- **WRITTEN INSTRUCTION**
Images are excluded; otherwise, output every record exactly.

Entries from a dataset:
* start *

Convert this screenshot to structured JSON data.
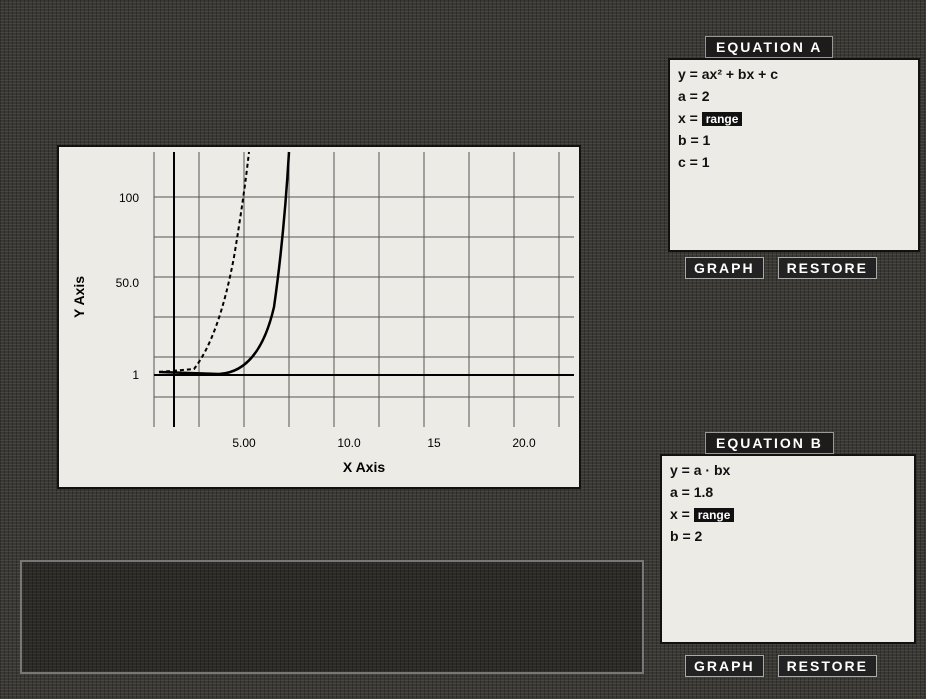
{
  "graph": {
    "y_axis_label": "Y Axis",
    "x_axis_label": "X Axis",
    "y_ticks": [
      "100",
      "50.0",
      "1"
    ],
    "x_ticks": [
      "5.00",
      "10.0",
      "15",
      "20.0"
    ]
  },
  "equation_a": {
    "title": "EQUATION A",
    "formula": "y = ax² + bx + c",
    "rows": [
      {
        "name": "a =",
        "value": "2"
      },
      {
        "name": "x =",
        "value": "range"
      },
      {
        "name": "b =",
        "value": "1"
      },
      {
        "name": "c =",
        "value": "1"
      }
    ],
    "buttons": [
      "GRAPH",
      "RESTORE"
    ]
  },
  "equation_b": {
    "title": "EQUATION B",
    "formula": "y = a · bx",
    "rows": [
      {
        "name": "a =",
        "value": "1.8"
      },
      {
        "name": "x =",
        "value": "range"
      },
      {
        "name": "b =",
        "value": "2"
      }
    ],
    "buttons": [
      "GRAPH",
      "RESTORE"
    ]
  }
}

* end *

- **IN RESPONSE**
Convert this screenshot to structured JSON data.
{
  "graph": {
    "y_axis_label": "Y Axis",
    "x_axis_label": "X Axis",
    "y_ticks": [
      "100",
      "50.0",
      "1"
    ],
    "x_ticks": [
      "5.00",
      "10.0",
      "15",
      "20.0"
    ]
  },
  "equation_a": {
    "title": "EQUATION A",
    "formula": "y = ax² + bx + c",
    "rows": [
      {
        "name": "a =",
        "value": "2"
      },
      {
        "name": "x =",
        "value": "range"
      },
      {
        "name": "b =",
        "value": "1"
      },
      {
        "name": "c =",
        "value": "1"
      }
    ],
    "buttons": [
      "GRAPH",
      "RESTORE"
    ]
  },
  "equation_b": {
    "title": "EQUATION B",
    "formula": "y = a · bx",
    "rows": [
      {
        "name": "a =",
        "value": "1.8"
      },
      {
        "name": "x =",
        "value": "range"
      },
      {
        "name": "b =",
        "value": "2"
      }
    ],
    "buttons": [
      "GRAPH",
      "RESTORE"
    ]
  }
}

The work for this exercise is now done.